[Records from a data collection]
_ _ _ _ _ _ _

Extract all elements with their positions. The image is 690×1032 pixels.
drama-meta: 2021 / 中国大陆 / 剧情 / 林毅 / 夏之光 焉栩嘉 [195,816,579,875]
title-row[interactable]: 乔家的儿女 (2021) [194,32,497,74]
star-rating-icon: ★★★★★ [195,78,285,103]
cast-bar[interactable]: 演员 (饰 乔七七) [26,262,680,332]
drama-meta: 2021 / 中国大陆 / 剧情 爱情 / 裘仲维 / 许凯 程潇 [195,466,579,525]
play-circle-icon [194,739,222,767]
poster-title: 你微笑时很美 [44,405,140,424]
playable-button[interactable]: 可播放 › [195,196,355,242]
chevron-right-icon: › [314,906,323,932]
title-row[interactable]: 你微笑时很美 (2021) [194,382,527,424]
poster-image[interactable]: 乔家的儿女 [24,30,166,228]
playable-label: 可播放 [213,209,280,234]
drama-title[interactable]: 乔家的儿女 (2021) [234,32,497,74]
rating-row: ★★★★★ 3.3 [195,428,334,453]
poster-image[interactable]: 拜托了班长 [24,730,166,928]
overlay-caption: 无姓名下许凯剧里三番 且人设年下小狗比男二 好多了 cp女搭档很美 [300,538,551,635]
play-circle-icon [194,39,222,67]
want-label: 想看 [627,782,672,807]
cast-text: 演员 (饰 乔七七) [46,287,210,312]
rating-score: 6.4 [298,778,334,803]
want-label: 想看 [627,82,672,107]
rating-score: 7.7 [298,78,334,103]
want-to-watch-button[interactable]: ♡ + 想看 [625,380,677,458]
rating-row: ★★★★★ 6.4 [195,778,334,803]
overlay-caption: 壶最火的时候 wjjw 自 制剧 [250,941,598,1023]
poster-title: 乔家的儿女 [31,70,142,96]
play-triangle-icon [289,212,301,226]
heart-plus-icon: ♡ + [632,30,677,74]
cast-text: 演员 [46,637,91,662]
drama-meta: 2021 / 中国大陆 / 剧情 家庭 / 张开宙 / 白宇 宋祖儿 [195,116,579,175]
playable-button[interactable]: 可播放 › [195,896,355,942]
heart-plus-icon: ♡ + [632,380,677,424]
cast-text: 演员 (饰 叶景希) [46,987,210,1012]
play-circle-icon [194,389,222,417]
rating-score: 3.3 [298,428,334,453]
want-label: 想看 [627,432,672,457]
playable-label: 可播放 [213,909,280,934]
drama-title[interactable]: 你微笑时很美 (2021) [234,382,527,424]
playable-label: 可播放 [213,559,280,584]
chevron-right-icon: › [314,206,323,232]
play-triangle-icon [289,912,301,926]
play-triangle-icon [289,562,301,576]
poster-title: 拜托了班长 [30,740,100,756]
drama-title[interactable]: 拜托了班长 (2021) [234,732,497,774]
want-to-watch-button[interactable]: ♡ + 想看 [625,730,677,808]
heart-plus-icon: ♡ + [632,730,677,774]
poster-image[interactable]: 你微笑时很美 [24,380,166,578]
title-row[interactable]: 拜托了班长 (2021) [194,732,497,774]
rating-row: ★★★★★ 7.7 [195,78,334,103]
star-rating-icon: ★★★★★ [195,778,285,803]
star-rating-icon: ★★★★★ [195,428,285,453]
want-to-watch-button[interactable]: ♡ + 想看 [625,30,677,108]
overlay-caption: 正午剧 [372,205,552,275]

_ _ _ _ _ _ _

> [GOAL OF THE EXERCISE] Rewrite the material above, replacing "poster-title" with "poster-caption" wherever it occurs and leaving every other character unchanged.

> [ANSWER TO THE TASK]
Extract all elements with their positions. The image is 690×1032 pixels.
drama-meta: 2021 / 中国大陆 / 剧情 / 林毅 / 夏之光 焉栩嘉 [195,816,579,875]
title-row[interactable]: 乔家的儿女 (2021) [194,32,497,74]
star-rating-icon: ★★★★★ [195,78,285,103]
cast-bar[interactable]: 演员 (饰 乔七七) [26,262,680,332]
drama-meta: 2021 / 中国大陆 / 剧情 爱情 / 裘仲维 / 许凯 程潇 [195,466,579,525]
play-circle-icon [194,739,222,767]
poster-caption: 你微笑时很美 [44,405,140,424]
playable-button[interactable]: 可播放 › [195,196,355,242]
chevron-right-icon: › [314,906,323,932]
title-row[interactable]: 你微笑时很美 (2021) [194,382,527,424]
poster-image[interactable]: 乔家的儿女 [24,30,166,228]
playable-label: 可播放 [213,209,280,234]
drama-title[interactable]: 乔家的儿女 (2021) [234,32,497,74]
rating-row: ★★★★★ 3.3 [195,428,334,453]
poster-image[interactable]: 拜托了班长 [24,730,166,928]
overlay-caption: 无姓名下许凯剧里三番 且人设年下小狗比男二 好多了 cp女搭档很美 [300,538,551,635]
play-circle-icon [194,39,222,67]
want-label: 想看 [627,782,672,807]
cast-text: 演员 (饰 乔七七) [46,287,210,312]
rating-score: 6.4 [298,778,334,803]
want-label: 想看 [627,82,672,107]
rating-score: 7.7 [298,78,334,103]
want-to-watch-button[interactable]: ♡ + 想看 [625,380,677,458]
rating-row: ★★★★★ 6.4 [195,778,334,803]
overlay-caption: 壶最火的时候 wjjw 自 制剧 [250,941,598,1023]
poster-caption: 乔家的儿女 [31,70,142,96]
play-triangle-icon [289,212,301,226]
heart-plus-icon: ♡ + [632,30,677,74]
cast-text: 演员 [46,637,91,662]
drama-meta: 2021 / 中国大陆 / 剧情 家庭 / 张开宙 / 白宇 宋祖儿 [195,116,579,175]
playable-button[interactable]: 可播放 › [195,896,355,942]
heart-plus-icon: ♡ + [632,380,677,424]
cast-text: 演员 (饰 叶景希) [46,987,210,1012]
play-circle-icon [194,389,222,417]
rating-score: 3.3 [298,428,334,453]
want-label: 想看 [627,432,672,457]
playable-label: 可播放 [213,909,280,934]
drama-title[interactable]: 你微笑时很美 (2021) [234,382,527,424]
playable-label: 可播放 [213,559,280,584]
chevron-right-icon: › [314,206,323,232]
play-triangle-icon [289,912,301,926]
play-triangle-icon [289,562,301,576]
poster-caption: 拜托了班长 [30,740,100,756]
drama-title[interactable]: 拜托了班长 (2021) [234,732,497,774]
want-to-watch-button[interactable]: ♡ + 想看 [625,730,677,808]
heart-plus-icon: ♡ + [632,730,677,774]
poster-image[interactable]: 你微笑时很美 [24,380,166,578]
title-row[interactable]: 拜托了班长 (2021) [194,732,497,774]
rating-row: ★★★★★ 7.7 [195,78,334,103]
star-rating-icon: ★★★★★ [195,778,285,803]
star-rating-icon: ★★★★★ [195,428,285,453]
want-to-watch-button[interactable]: ♡ + 想看 [625,30,677,108]
overlay-caption: 正午剧 [372,205,552,275]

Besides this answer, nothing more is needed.